This is Neoliberalism, Part V: the False Promise of “Choice”
Beware of politicians, pundits and experts who say they support consumer “choice” — that word does not mean what you think it means.
Note: this is Part 5 of a 5-part series. For links to the other parts, please see below.
We must always — and I mean ALWAYS — be on guard against ANY conservative or centrist argument that uses the word “choice.”
These types of attacks utilise the talking points and the philosophical underpinnings of neoliberalism as set forth in Milton Friedman‘s seminal book, Free to Choose, which sought to portray neoliberal capitalism as the perfect system because it offered “choice” to the consumer. Friedman was Reagan’s favourite economist and his neoliberal principles informed and guided many of the anti-government, pro-market policies that defined “Reaganomics”.
Indeed, Friedman’s work played a critical role in fuelling the so-called “Reagan Revolution”.
The book that powered the Reagan Revolution
Free to Choose was a PBS TV series that was simultaneously published as a book in January, 1980. The concurrent airing of the TV series ensured that the book quickly became a bestseller — just as the 1980 Presidential Election was starting to heat up.
Although Reagan lost the Iowa caucuses in January, by the time the New Hampshire GOP Primary rolled around on February 26, 1980, Free to Choose had shot up to number 3 on the New York Times Bestseller List. Reagan came from behind to win that Primary with 50% of the vote.
The Free to Choose book and the TV series were both aimed at bringing the principles of free-market capitalism to the broader public. Primary among these was the premise that only Capitalism could bring freedom to human society. Through the book and the media, these neoliberal ideals were encapsulated into bite sized themes and slogans such as “consumer choice”. The idea that “choice” is not only the most important aspect of economic freedom, but that choice itself can only be delivered through free-market capitalism, is a central tenet of neoliberalism.

ACTIVITY 1 = Transcribe the stretch of the neoliberalism essay from "These types of" through "to heat up." word for word.
ACTIVITY 2 = Write the next part of the essay on neoliberalism and consumer choice, starting after its final sentence.
The material after this essay has no connection to it.

PROVIDED DATA =
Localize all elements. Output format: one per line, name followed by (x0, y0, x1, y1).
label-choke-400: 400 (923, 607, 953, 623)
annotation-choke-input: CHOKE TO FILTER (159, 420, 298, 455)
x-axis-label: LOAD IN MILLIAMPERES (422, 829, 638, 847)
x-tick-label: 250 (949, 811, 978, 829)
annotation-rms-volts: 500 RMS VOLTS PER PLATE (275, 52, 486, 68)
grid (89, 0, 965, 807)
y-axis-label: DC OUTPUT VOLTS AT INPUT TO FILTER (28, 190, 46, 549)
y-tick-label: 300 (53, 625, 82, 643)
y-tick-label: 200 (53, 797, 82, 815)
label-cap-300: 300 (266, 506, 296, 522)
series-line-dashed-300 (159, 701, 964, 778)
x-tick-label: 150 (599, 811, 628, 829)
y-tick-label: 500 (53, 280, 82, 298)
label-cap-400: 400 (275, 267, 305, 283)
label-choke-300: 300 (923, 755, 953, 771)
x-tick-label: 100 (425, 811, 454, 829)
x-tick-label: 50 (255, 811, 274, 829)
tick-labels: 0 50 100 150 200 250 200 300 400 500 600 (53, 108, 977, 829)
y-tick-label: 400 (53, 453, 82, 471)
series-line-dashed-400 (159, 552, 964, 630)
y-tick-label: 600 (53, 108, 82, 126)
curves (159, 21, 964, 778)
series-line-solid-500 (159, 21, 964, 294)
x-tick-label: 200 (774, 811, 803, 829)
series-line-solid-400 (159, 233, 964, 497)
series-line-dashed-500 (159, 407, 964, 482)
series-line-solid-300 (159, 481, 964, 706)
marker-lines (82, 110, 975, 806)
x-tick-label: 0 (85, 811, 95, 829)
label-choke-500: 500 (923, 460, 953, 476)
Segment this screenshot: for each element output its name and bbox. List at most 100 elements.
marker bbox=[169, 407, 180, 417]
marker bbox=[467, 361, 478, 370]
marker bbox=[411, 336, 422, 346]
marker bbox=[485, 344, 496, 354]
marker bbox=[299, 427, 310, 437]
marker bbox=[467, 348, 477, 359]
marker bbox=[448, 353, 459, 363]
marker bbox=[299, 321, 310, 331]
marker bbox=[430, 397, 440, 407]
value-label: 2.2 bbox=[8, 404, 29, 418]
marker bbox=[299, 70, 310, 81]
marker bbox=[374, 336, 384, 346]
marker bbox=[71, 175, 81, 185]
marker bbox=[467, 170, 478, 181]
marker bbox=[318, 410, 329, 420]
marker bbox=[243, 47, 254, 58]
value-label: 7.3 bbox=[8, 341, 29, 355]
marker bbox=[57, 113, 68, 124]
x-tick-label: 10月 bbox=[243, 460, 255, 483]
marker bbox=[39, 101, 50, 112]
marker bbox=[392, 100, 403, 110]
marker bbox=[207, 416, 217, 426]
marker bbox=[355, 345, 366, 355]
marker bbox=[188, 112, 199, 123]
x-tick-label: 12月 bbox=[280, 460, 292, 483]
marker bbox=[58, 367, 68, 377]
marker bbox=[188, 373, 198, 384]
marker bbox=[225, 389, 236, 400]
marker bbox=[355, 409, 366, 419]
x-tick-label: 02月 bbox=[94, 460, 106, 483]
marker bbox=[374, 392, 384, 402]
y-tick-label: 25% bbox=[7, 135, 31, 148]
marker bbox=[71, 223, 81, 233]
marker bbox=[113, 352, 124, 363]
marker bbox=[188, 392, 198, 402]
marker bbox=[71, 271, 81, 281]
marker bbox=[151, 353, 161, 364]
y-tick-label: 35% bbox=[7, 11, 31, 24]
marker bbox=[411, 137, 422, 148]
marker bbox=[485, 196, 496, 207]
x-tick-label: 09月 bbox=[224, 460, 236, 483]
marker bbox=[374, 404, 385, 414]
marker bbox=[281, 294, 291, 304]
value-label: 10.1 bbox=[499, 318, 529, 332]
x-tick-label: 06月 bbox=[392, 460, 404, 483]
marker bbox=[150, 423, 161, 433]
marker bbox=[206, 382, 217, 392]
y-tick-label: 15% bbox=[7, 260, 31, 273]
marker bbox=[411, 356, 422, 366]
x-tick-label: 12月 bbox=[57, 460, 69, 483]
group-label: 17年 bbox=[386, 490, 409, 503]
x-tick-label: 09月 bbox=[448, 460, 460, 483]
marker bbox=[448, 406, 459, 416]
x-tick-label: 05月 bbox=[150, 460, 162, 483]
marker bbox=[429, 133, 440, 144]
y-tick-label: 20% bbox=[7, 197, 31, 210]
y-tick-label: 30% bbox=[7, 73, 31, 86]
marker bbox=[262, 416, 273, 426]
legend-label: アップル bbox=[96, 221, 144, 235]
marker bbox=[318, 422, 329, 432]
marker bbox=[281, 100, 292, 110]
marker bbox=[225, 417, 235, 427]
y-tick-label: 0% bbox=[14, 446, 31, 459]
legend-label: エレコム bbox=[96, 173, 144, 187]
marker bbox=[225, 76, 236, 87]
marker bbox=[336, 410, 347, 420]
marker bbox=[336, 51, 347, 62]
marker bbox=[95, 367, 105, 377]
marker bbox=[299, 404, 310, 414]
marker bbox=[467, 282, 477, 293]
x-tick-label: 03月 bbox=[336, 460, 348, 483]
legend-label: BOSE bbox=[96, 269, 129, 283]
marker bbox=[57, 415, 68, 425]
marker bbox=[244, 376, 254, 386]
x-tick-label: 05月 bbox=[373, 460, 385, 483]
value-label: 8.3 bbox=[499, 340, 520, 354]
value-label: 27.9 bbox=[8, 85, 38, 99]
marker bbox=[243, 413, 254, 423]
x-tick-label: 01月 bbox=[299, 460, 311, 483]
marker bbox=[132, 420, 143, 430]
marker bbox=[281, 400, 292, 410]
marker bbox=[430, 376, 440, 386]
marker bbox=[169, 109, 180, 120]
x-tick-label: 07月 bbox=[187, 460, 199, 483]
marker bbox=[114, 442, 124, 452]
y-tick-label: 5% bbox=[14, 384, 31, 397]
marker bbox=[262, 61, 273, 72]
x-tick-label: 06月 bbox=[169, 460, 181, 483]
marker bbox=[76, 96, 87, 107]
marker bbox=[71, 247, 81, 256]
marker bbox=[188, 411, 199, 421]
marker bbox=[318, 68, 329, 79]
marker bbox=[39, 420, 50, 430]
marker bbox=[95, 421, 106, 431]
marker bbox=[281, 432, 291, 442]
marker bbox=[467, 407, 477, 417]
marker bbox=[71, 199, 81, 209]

REPLY 1 =
These types of attacks utilise the talking points and the philosophical underpinnings of neoliberalism as set forth in Milton Friedman‘s seminal book, Free to Choose, which sought to portray neoliberal capitalism as the perfect system because it offered “choice” to the consumer. Friedman was Reagan’s favourite economist and his neoliberal principles informed and guided many of the anti-government, pro-market policies that defined “Reaganomics”.
Indeed, Friedman’s work played a critical role in fuelling the so-called “Reagan Revolution”.
The book that powered the Reagan Revolution
Free to Choose was a PBS TV series that was simultaneously published as a book in January, 1980. The concurrent airing of the TV series ensured that the book quickly became a bestseller — just as the 1980 Presidential Election was starting to heat up.

REPLY 2 =
Reagan’s anti-government mantra was, in short, popularised by Friedman’s work, and as more and more Americans became familiar with the ideas of Friedman and his Chicago School colleagues, the more Reagan’s ideas of privatization and “getting government off the backs of the American people” seemed to make sense.
Needless to say, Reagan won the 1980 Republican Primary and went on to win the general election in a landslide.
Democrats Embrace Friedman’s credo of “Choice”
Reagan’s promulgation of Friedman’s economics, despite being derided by George H.W. Bush as “voodoo economics”, led to supply-side principles becoming general orthodoxy, and the philosophy of small government became so ubiquitous that Bill Clinton, a supposed Democrat, also embraced Reaganomics and devoted his entire Presidency to fulfilling Reagan’s wish list of ending Welfare, ratifying NAFTA, deregulating Wall Street and other industries, and passing a crime bill (written by Joe Biden) that would put black and brown people in prison at unprecedented rates.
Clinton’s wholehearted support for the neoliberal dogma of “consumer choice” was buttressed by a cottage industry of economists and cultural evangelists who founded the Free to Choose Network, a right wing conservative media publisher dedicated to broadcasting neoliberal propaganda through the PBS network and other national platforms. This group arranged a much celebrated re-airing of Free to Choose in 1990, ensuring that Friedman’s neoliberal dogma continued to inform the Clinton Administration and the Washington power elite.
“Choice” in the Health Care Debate
It has now been widely covered that the Affordable Care Act (ACA), also known as “Obamacare”, was developed in concert with the for-profit health insurance companies. The result was a “Rube Goldberg” monstrosity of labyrinthine programs and processes that made “choosing” the right health insurance plan a nightmare for millions of Americans.
Part of the rollout of Obamacare included deploying ACA Navigators to offer in-person assistance to people in “choosing” their health insurance plan — at a yearly cost to the Federal Government that reached a high of $63 million per year. The cost of the Navigator program has since dropped to “only” $10 million per year, however the insurance plans themselves have skyrocketed in cost.
All done in order to keep “choice” in the health insurance marketplace.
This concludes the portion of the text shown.